→ Records for the task:
_ _ _ _ _ _ _
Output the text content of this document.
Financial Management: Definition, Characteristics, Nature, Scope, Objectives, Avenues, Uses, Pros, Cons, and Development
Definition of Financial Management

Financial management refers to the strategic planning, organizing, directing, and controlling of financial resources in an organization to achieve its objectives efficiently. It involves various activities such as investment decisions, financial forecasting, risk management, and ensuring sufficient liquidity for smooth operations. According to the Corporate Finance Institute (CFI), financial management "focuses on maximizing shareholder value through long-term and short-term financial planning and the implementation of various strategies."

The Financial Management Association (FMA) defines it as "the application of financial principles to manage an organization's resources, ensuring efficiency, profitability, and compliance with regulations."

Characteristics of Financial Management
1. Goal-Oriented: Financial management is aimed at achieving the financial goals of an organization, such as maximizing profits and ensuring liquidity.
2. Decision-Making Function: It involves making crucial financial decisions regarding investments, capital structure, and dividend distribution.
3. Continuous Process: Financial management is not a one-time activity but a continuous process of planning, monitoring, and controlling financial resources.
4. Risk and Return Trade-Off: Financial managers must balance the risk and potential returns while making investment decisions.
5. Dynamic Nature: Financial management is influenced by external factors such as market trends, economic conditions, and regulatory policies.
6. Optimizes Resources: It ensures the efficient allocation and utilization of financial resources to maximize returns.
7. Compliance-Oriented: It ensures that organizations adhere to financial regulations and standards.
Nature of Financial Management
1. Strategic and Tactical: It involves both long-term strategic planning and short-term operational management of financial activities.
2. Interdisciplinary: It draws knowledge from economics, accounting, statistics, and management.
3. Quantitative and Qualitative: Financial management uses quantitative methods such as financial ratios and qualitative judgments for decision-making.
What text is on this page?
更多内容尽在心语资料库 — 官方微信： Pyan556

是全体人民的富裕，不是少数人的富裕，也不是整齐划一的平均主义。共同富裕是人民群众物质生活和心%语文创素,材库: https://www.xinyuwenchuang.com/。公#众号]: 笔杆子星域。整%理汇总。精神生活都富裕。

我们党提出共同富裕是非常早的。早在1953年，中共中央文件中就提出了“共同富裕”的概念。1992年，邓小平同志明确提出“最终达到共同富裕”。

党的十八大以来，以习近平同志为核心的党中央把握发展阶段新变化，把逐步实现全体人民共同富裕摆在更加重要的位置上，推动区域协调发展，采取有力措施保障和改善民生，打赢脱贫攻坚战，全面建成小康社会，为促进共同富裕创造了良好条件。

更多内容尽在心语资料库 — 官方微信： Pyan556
_ _ _ _ _ _ _
Copy all the records above exactly, missing none.

→ Answer to the exercise:
Output the text content of this document.
Financial Management: Definition, Characteristics, Nature, Scope, Objectives, Avenues, Uses, Pros, Cons, and Development
Definition of Financial Management

Financial management refers to the strategic planning, organizing, directing, and controlling of financial resources in an organization to achieve its objectives efficiently. It involves various activities such as investment decisions, financial forecasting, risk management, and ensuring sufficient liquidity for smooth operations. According to the Corporate Finance Institute (CFI), financial management "focuses on maximizing shareholder value through long-term and short-term financial planning and the implementation of various strategies."

The Financial Management Association (FMA) defines it as "the application of financial principles to manage an organization's resources, ensuring efficiency, profitability, and compliance with regulations."

Characteristics of Financial Management
1. Goal-Oriented: Financial management is aimed at achieving the financial goals of an organization, such as maximizing profits and ensuring liquidity.
2. Decision-Making Function: It involves making crucial financial decisions regarding investments, capital structure, and dividend distribution.
3. Continuous Process: Financial management is not a one-time activity but a continuous process of planning, monitoring, and controlling financial resources.
4. Risk and Return Trade-Off: Financial managers must balance the risk and potential returns while making investment decisions.
5. Dynamic Nature: Financial management is influenced by external factors such as market trends, economic conditions, and regulatory policies.
6. Optimizes Resources: It ensures the efficient allocation and utilization of financial resources to maximize returns.
7. Compliance-Oriented: It ensures that organizations adhere to financial regulations and standards.
Nature of Financial Management
1. Strategic and Tactical: It involves both long-term strategic planning and short-term operational management of financial activities.
2. Interdisciplinary: It draws knowledge from economics, accounting, statistics, and management.
3. Quantitative and Qualitative: Financial management uses quantitative methods such as financial ratios and qualitative judgments for decision-making.
What text is on this page?
更多内容尽在心语资料库 — 官方微信： Pyan556

是全体人民的富裕，不是少数人的富裕，也不是整齐划一的平均主义。共同富裕是人民群众物质生活和心%语文创素,材库: https://www.xinyuwenchuang.com/。公#众号]: 笔杆子星域。整%理汇总。精神生活都富裕。

我们党提出共同富裕是非常早的。早在1953年，中共中央文件中就提出了“共同富裕”的概念。1992年，邓小平同志明确提出“最终达到共同富裕”。

党的十八大以来，以习近平同志为核心的党中央把握发展阶段新变化，把逐步实现全体人民共同富裕摆在更加重要的位置上，推动区域协调发展，采取有力措施保障和改善民生，打赢脱贫攻坚战，全面建成小康社会，为促进共同富裕创造了良好条件。

更多内容尽在心语资料库 — 官方微信： Pyan556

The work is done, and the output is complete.